● **PROBLEM TO WORK ON**: Could you write out the records below exactly as they appear, leaving out any pictures?

● **INFORMATION SUPPLIED**:
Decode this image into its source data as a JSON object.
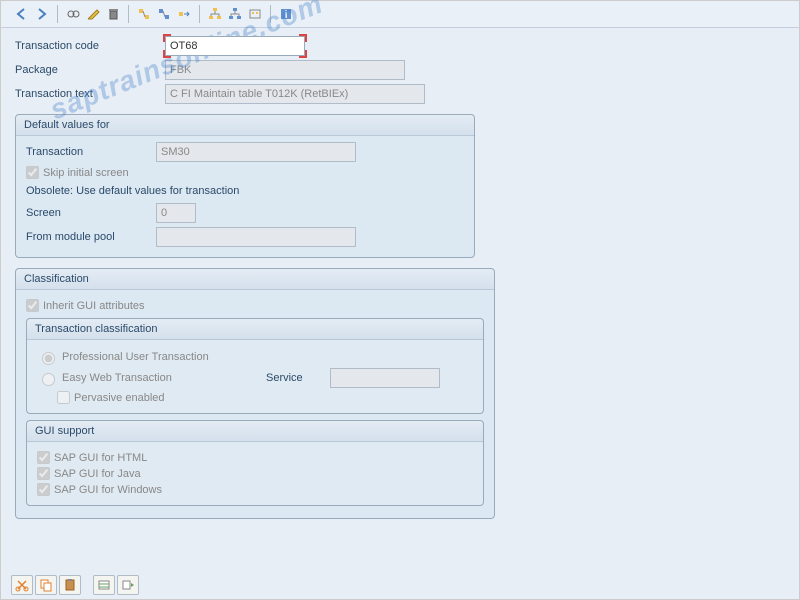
{
  "watermark": "saptrainsonline.com",
  "header": {
    "transaction_code_label": "Transaction code",
    "transaction_code_value": "OT68",
    "package_label": "Package",
    "package_value": "FBK",
    "transaction_text_label": "Transaction text",
    "transaction_text_value": "C FI Maintain table T012K (RetBIEx)"
  },
  "default_values": {
    "title": "Default values for",
    "transaction_label": "Transaction",
    "transaction_value": "SM30",
    "skip_initial_screen_label": "Skip initial screen",
    "skip_initial_screen_checked": true,
    "obsolete_text": "Obsolete: Use default values for transaction",
    "screen_label": "Screen",
    "screen_value": "0",
    "from_module_pool_label": "From module pool",
    "from_module_pool_value": ""
  },
  "classification": {
    "title": "Classification",
    "inherit_label": "Inherit GUI attributes",
    "inherit_checked": true,
    "trans_class": {
      "title": "Transaction classification",
      "professional_label": "Professional User Transaction",
      "professional_selected": true,
      "easy_web_label": "Easy Web Transaction",
      "easy_web_selected": false,
      "service_label": "Service",
      "service_value": "",
      "pervasive_label": "Pervasive enabled",
      "pervasive_checked": false
    },
    "gui_support": {
      "title": "GUI support",
      "html_label": "SAP GUI for HTML",
      "html_checked": true,
      "java_label": "SAP GUI for Java",
      "java_checked": true,
      "windows_label": "SAP GUI for Windows",
      "windows_checked": true
    }
  },
  "icons": {
    "back": "back-arrow-icon",
    "forward": "forward-arrow-icon",
    "glasses": "display-icon",
    "pencil": "edit-icon",
    "trash": "delete-icon",
    "node1": "find-icon",
    "node2": "find-next-icon",
    "node3": "other-object-icon",
    "struct1": "hierarchy-icon",
    "struct2": "assign-icon",
    "struct3": "where-used-icon",
    "info": "information-icon",
    "cut": "cut-icon",
    "copy": "copy-icon",
    "paste": "paste-icon",
    "list1": "variant-icon",
    "list2": "values-icon"
  }
}
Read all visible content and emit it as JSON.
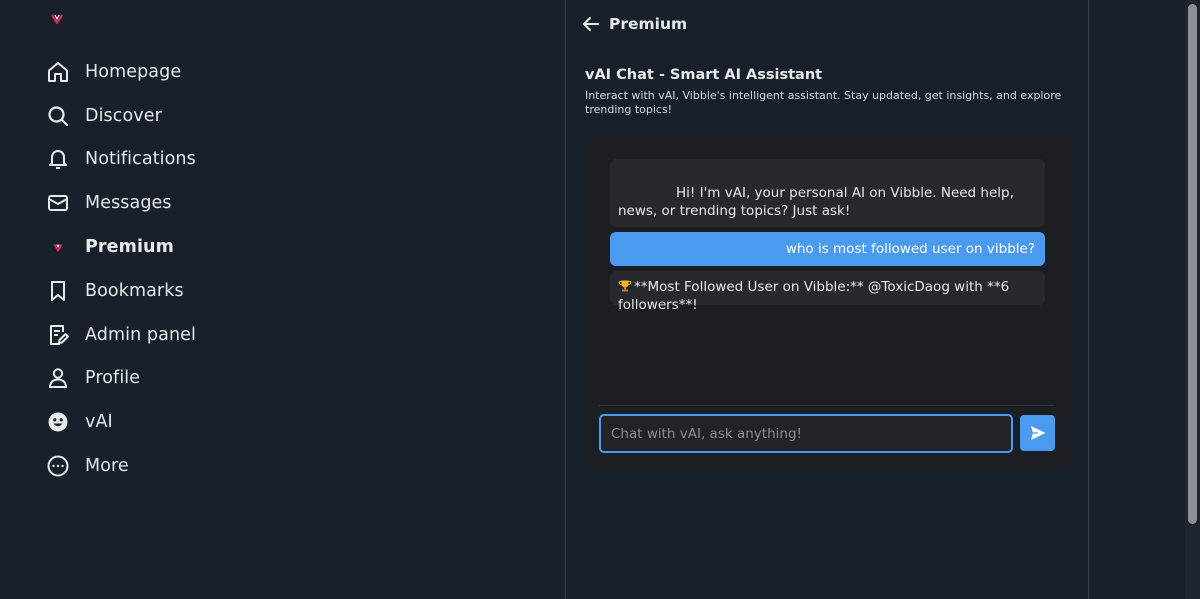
{
  "brand": {
    "logo_icon": "vibble-v-logo-icon",
    "accent": "#e0245e"
  },
  "sidebar": {
    "items": [
      {
        "label": "Homepage",
        "icon": "home-icon"
      },
      {
        "label": "Discover",
        "icon": "search-icon"
      },
      {
        "label": "Notifications",
        "icon": "bell-icon"
      },
      {
        "label": "Messages",
        "icon": "envelope-icon"
      },
      {
        "label": "Premium",
        "icon": "vibble-v-icon",
        "active": true
      },
      {
        "label": "Bookmarks",
        "icon": "bookmark-icon"
      },
      {
        "label": "Admin panel",
        "icon": "edit-document-icon"
      },
      {
        "label": "Profile",
        "icon": "person-icon"
      },
      {
        "label": "vAI",
        "icon": "ai-face-icon"
      },
      {
        "label": "More",
        "icon": "more-dots-icon"
      }
    ]
  },
  "header": {
    "title": "Premium",
    "back_icon": "arrow-left-icon"
  },
  "section": {
    "title": "vAI Chat - Smart AI Assistant",
    "description": "Interact with vAI, Vibble's intelligent assistant. Stay updated, get insights, and explore trending topics!"
  },
  "chat": {
    "messages": [
      {
        "role": "bot",
        "text": "Hi! I'm vAI, your personal AI on Vibble. Need help, news, or trending topics? Just ask!"
      },
      {
        "role": "user",
        "text": "who is most followed user on vibble?"
      },
      {
        "role": "bot",
        "icon": "trophy-icon",
        "text": "**Most Followed User on Vibble:** @ToxicDaog with **6 followers**!"
      }
    ],
    "input_placeholder": "Chat with vAI, ask anything!",
    "input_value": "",
    "send_icon": "send-icon",
    "user_bubble_color": "#4a9bf0"
  }
}
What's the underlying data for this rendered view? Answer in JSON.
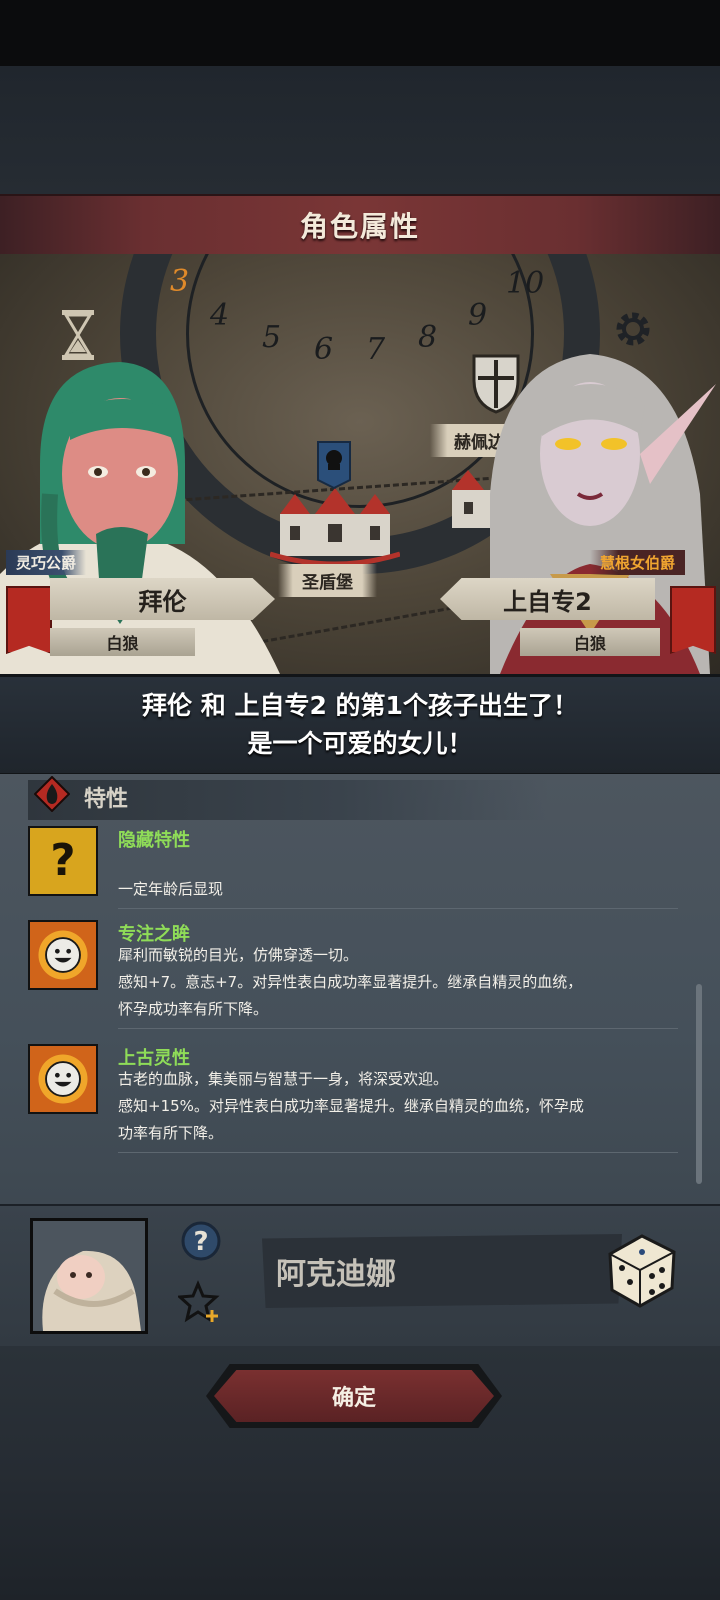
{
  "title": "角色属性",
  "scene": {
    "dial_numbers": [
      "3",
      "4",
      "5",
      "6",
      "7",
      "8",
      "9",
      "10"
    ],
    "current_turn": "3",
    "places": [
      "赫佩边境",
      "圣盾堡"
    ]
  },
  "parents": {
    "left": {
      "title": "灵巧公爵",
      "name": "拜伦",
      "house": "白狼"
    },
    "right": {
      "title": "慧根女伯爵",
      "name": "上自专2",
      "house": "白狼"
    }
  },
  "announcement": {
    "line1": "拜伦 和 上自专2 的第1个孩子出生了！",
    "line2": "是一个可爱的女儿！"
  },
  "traits": {
    "header": "特性",
    "items": [
      {
        "name": "隐藏特性",
        "icon": "question-mark-icon",
        "lines": [
          "一定年龄后显现"
        ]
      },
      {
        "name": "专注之眸",
        "icon": "smiley-sun-icon",
        "lines": [
          "犀利而敏锐的目光，仿佛穿透一切。",
          "感知+7。意志+7。对异性表白成功率显著提升。继承自精灵的血统，",
          "怀孕成功率有所下降。"
        ]
      },
      {
        "name": "上古灵性",
        "icon": "smiley-sun-icon",
        "lines": [
          "古老的血脉，集美丽与智慧于一身，将深受欢迎。",
          "感知+15%。对异性表白成功率显著提升。继承自精灵的血统，怀孕成",
          "功率有所下降。"
        ]
      }
    ]
  },
  "child": {
    "name_value": "阿克迪娜"
  },
  "confirm_label": "确定",
  "colors": {
    "title_banner": "#7a3636",
    "trait_name": "#8fdc58",
    "right_title": "#f0a530",
    "flag": "#b52a22"
  }
}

● **WRITTEN ANSWER**:
Decode this image into its source data as a JSON object.
{
  "watermark": "saptrainsonline.com",
  "header": {
    "transaction_code_label": "Transaction code",
    "transaction_code_value": "OT68",
    "package_label": "Package",
    "package_value": "FBK",
    "transaction_text_label": "Transaction text",
    "transaction_text_value": "C FI Maintain table T012K (RetBIEx)"
  },
  "default_values": {
    "title": "Default values for",
    "transaction_label": "Transaction",
    "transaction_value": "SM30",
    "skip_initial_screen_label": "Skip initial screen",
    "skip_initial_screen_checked": true,
    "obsolete_text": "Obsolete: Use default values for transaction",
    "screen_label": "Screen",
    "screen_value": "0",
    "from_module_pool_label": "From module pool",
    "from_module_pool_value": ""
  },
  "classification": {
    "title": "Classification",
    "inherit_label": "Inherit GUI attributes",
    "inherit_checked": true,
    "trans_class": {
      "title": "Transaction classification",
      "professional_label": "Professional User Transaction",
      "professional_selected": true,
      "easy_web_label": "Easy Web Transaction",
      "easy_web_selected": false,
      "service_label": "Service",
      "service_value": "",
      "pervasive_label": "Pervasive enabled",
      "pervasive_checked": false
    },
    "gui_support": {
      "title": "GUI support",
      "html_label": "SAP GUI for HTML",
      "html_checked": true,
      "java_label": "SAP GUI for Java",
      "java_checked": true,
      "windows_label": "SAP GUI for Windows",
      "windows_checked": true
    }
  },
  "icons": {
    "back": "back-arrow-icon",
    "forward": "forward-arrow-icon",
    "glasses": "display-icon",
    "pencil": "edit-icon",
    "trash": "delete-icon",
    "node1": "find-icon",
    "node2": "find-next-icon",
    "node3": "other-object-icon",
    "struct1": "hierarchy-icon",
    "struct2": "assign-icon",
    "struct3": "where-used-icon",
    "info": "information-icon",
    "cut": "cut-icon",
    "copy": "copy-icon",
    "paste": "paste-icon",
    "list1": "variant-icon",
    "list2": "values-icon"
  }
}
Read all visible content and emit it as JSON.
{
  "brand": {
    "logo_icon": "vibble-v-logo-icon",
    "accent": "#e0245e"
  },
  "sidebar": {
    "items": [
      {
        "label": "Homepage",
        "icon": "home-icon"
      },
      {
        "label": "Discover",
        "icon": "search-icon"
      },
      {
        "label": "Notifications",
        "icon": "bell-icon"
      },
      {
        "label": "Messages",
        "icon": "envelope-icon"
      },
      {
        "label": "Premium",
        "icon": "vibble-v-icon",
        "active": true
      },
      {
        "label": "Bookmarks",
        "icon": "bookmark-icon"
      },
      {
        "label": "Admin panel",
        "icon": "edit-document-icon"
      },
      {
        "label": "Profile",
        "icon": "person-icon"
      },
      {
        "label": "vAI",
        "icon": "ai-face-icon"
      },
      {
        "label": "More",
        "icon": "more-dots-icon"
      }
    ]
  },
  "header": {
    "title": "Premium",
    "back_icon": "arrow-left-icon"
  },
  "section": {
    "title": "vAI Chat - Smart AI Assistant",
    "description": "Interact with vAI, Vibble's intelligent assistant. Stay updated, get insights, and explore trending topics!"
  },
  "chat": {
    "messages": [
      {
        "role": "bot",
        "text": "Hi! I'm vAI, your personal AI on Vibble. Need help, news, or trending topics? Just ask!"
      },
      {
        "role": "user",
        "text": "who is most followed user on vibble?"
      },
      {
        "role": "bot",
        "icon": "trophy-icon",
        "text": "**Most Followed User on Vibble:** @ToxicDaog with **6 followers**!"
      }
    ],
    "input_placeholder": "Chat with vAI, ask anything!",
    "input_value": "",
    "send_icon": "send-icon",
    "user_bubble_color": "#4a9bf0"
  }
}
What's the underlying data for this rendered view? Answer in JSON.
{
  "title": "角色属性",
  "scene": {
    "dial_numbers": [
      "3",
      "4",
      "5",
      "6",
      "7",
      "8",
      "9",
      "10"
    ],
    "current_turn": "3",
    "places": [
      "赫佩边境",
      "圣盾堡"
    ]
  },
  "parents": {
    "left": {
      "title": "灵巧公爵",
      "name": "拜伦",
      "house": "白狼"
    },
    "right": {
      "title": "慧根女伯爵",
      "name": "上自专2",
      "house": "白狼"
    }
  },
  "announcement": {
    "line1": "拜伦 和 上自专2 的第1个孩子出生了！",
    "line2": "是一个可爱的女儿！"
  },
  "traits": {
    "header": "特性",
    "items": [
      {
        "name": "隐藏特性",
        "icon": "question-mark-icon",
        "lines": [
          "一定年龄后显现"
        ]
      },
      {
        "name": "专注之眸",
        "icon": "smiley-sun-icon",
        "lines": [
          "犀利而敏锐的目光，仿佛穿透一切。",
          "感知+7。意志+7。对异性表白成功率显著提升。继承自精灵的血统，",
          "怀孕成功率有所下降。"
        ]
      },
      {
        "name": "上古灵性",
        "icon": "smiley-sun-icon",
        "lines": [
          "古老的血脉，集美丽与智慧于一身，将深受欢迎。",
          "感知+15%。对异性表白成功率显著提升。继承自精灵的血统，怀孕成",
          "功率有所下降。"
        ]
      }
    ]
  },
  "child": {
    "name_value": "阿克迪娜"
  },
  "confirm_label": "确定",
  "colors": {
    "title_banner": "#7a3636",
    "trait_name": "#8fdc58",
    "right_title": "#f0a530",
    "flag": "#b52a22"
  }
}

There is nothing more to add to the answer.